**Stated exercise:** Repeat all of the records verbatim.

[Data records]
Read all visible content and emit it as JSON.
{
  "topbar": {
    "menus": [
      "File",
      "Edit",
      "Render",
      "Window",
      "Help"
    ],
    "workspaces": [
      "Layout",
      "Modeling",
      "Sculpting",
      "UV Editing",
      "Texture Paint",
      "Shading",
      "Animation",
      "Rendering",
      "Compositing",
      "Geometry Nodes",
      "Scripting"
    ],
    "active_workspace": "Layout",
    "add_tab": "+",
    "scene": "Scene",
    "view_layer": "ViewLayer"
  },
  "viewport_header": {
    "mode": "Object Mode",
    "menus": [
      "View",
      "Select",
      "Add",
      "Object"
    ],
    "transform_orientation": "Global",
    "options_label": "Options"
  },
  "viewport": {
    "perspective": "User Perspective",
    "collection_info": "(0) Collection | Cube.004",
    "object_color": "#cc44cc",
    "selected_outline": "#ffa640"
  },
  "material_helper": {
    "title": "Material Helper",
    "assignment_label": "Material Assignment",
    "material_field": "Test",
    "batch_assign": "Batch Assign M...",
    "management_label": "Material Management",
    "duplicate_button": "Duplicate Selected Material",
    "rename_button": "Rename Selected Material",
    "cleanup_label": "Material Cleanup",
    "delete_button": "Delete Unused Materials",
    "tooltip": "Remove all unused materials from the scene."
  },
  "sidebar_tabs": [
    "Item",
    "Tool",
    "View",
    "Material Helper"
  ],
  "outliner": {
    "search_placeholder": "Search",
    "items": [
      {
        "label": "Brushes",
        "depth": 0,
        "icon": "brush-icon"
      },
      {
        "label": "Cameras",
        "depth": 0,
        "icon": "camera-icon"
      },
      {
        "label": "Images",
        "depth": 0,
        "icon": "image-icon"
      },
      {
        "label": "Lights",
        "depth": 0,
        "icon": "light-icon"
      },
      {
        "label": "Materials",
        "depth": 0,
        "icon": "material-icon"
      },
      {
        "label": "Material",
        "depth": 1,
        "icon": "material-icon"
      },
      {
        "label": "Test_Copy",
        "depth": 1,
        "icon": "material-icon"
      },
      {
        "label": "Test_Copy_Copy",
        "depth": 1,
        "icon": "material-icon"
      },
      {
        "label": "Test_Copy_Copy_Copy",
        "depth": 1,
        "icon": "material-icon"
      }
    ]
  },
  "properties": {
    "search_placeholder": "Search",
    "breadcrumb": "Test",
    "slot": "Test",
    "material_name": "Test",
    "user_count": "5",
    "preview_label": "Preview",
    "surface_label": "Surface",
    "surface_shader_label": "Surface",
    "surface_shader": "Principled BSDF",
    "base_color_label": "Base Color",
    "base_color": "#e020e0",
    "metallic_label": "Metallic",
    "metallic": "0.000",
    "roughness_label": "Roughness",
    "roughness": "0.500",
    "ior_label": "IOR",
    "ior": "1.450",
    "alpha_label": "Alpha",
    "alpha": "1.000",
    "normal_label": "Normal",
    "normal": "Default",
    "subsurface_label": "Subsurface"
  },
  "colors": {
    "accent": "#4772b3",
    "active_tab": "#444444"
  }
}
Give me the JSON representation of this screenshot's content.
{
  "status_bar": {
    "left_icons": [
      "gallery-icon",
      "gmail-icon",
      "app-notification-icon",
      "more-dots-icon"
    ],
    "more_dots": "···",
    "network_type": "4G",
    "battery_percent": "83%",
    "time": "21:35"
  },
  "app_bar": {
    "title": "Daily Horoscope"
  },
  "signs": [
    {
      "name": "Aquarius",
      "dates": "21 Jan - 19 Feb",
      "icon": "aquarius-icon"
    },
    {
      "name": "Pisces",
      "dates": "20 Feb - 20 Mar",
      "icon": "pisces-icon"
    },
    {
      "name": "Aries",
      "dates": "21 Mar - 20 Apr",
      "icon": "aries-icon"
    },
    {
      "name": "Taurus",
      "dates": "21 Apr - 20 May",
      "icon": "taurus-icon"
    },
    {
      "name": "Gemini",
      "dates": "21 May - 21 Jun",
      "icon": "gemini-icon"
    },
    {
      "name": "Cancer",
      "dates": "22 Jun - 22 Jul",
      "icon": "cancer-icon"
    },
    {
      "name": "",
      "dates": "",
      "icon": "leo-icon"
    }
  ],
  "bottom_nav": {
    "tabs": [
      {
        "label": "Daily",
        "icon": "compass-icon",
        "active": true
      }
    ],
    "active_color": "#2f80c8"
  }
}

**Reply:**
Read all visible content and emit it as JSON.
{
  "topbar": {
    "menus": [
      "File",
      "Edit",
      "Render",
      "Window",
      "Help"
    ],
    "workspaces": [
      "Layout",
      "Modeling",
      "Sculpting",
      "UV Editing",
      "Texture Paint",
      "Shading",
      "Animation",
      "Rendering",
      "Compositing",
      "Geometry Nodes",
      "Scripting"
    ],
    "active_workspace": "Layout",
    "add_tab": "+",
    "scene": "Scene",
    "view_layer": "ViewLayer"
  },
  "viewport_header": {
    "mode": "Object Mode",
    "menus": [
      "View",
      "Select",
      "Add",
      "Object"
    ],
    "transform_orientation": "Global",
    "options_label": "Options"
  },
  "viewport": {
    "perspective": "User Perspective",
    "collection_info": "(0) Collection | Cube.004",
    "object_color": "#cc44cc",
    "selected_outline": "#ffa640"
  },
  "material_helper": {
    "title": "Material Helper",
    "assignment_label": "Material Assignment",
    "material_field": "Test",
    "batch_assign": "Batch Assign M...",
    "management_label": "Material Management",
    "duplicate_button": "Duplicate Selected Material",
    "rename_button": "Rename Selected Material",
    "cleanup_label": "Material Cleanup",
    "delete_button": "Delete Unused Materials",
    "tooltip": "Remove all unused materials from the scene."
  },
  "sidebar_tabs": [
    "Item",
    "Tool",
    "View",
    "Material Helper"
  ],
  "outliner": {
    "search_placeholder": "Search",
    "items": [
      {
        "label": "Brushes",
        "depth": 0,
        "icon": "brush-icon"
      },
      {
        "label": "Cameras",
        "depth": 0,
        "icon": "camera-icon"
      },
      {
        "label": "Images",
        "depth": 0,
        "icon": "image-icon"
      },
      {
        "label": "Lights",
        "depth": 0,
        "icon": "light-icon"
      },
      {
        "label": "Materials",
        "depth": 0,
        "icon": "material-icon"
      },
      {
        "label": "Material",
        "depth": 1,
        "icon": "material-icon"
      },
      {
        "label": "Test_Copy",
        "depth": 1,
        "icon": "material-icon"
      },
      {
        "label": "Test_Copy_Copy",
        "depth": 1,
        "icon": "material-icon"
      },
      {
        "label": "Test_Copy_Copy_Copy",
        "depth": 1,
        "icon": "material-icon"
      }
    ]
  },
  "properties": {
    "search_placeholder": "Search",
    "breadcrumb": "Test",
    "slot": "Test",
    "material_name": "Test",
    "user_count": "5",
    "preview_label": "Preview",
    "surface_label": "Surface",
    "surface_shader_label": "Surface",
    "surface_shader": "Principled BSDF",
    "base_color_label": "Base Color",
    "base_color": "#e020e0",
    "metallic_label": "Metallic",
    "metallic": "0.000",
    "roughness_label": "Roughness",
    "roughness": "0.500",
    "ior_label": "IOR",
    "ior": "1.450",
    "alpha_label": "Alpha",
    "alpha": "1.000",
    "normal_label": "Normal",
    "normal": "Default",
    "subsurface_label": "Subsurface"
  },
  "colors": {
    "accent": "#4772b3",
    "active_tab": "#444444"
  }
}
Give me the JSON representation of this screenshot's content.
{
  "status_bar": {
    "left_icons": [
      "gallery-icon",
      "gmail-icon",
      "app-notification-icon",
      "more-dots-icon"
    ],
    "more_dots": "···",
    "network_type": "4G",
    "battery_percent": "83%",
    "time": "21:35"
  },
  "app_bar": {
    "title": "Daily Horoscope"
  },
  "signs": [
    {
      "name": "Aquarius",
      "dates": "21 Jan - 19 Feb",
      "icon": "aquarius-icon"
    },
    {
      "name": "Pisces",
      "dates": "20 Feb - 20 Mar",
      "icon": "pisces-icon"
    },
    {
      "name": "Aries",
      "dates": "21 Mar - 20 Apr",
      "icon": "aries-icon"
    },
    {
      "name": "Taurus",
      "dates": "21 Apr - 20 May",
      "icon": "taurus-icon"
    },
    {
      "name": "Gemini",
      "dates": "21 May - 21 Jun",
      "icon": "gemini-icon"
    },
    {
      "name": "Cancer",
      "dates": "22 Jun - 22 Jul",
      "icon": "cancer-icon"
    },
    {
      "name": "",
      "dates": "",
      "icon": "leo-icon"
    }
  ],
  "bottom_nav": {
    "tabs": [
      {
        "label": "Daily",
        "icon": "compass-icon",
        "active": true
      }
    ],
    "active_color": "#2f80c8"
  }
}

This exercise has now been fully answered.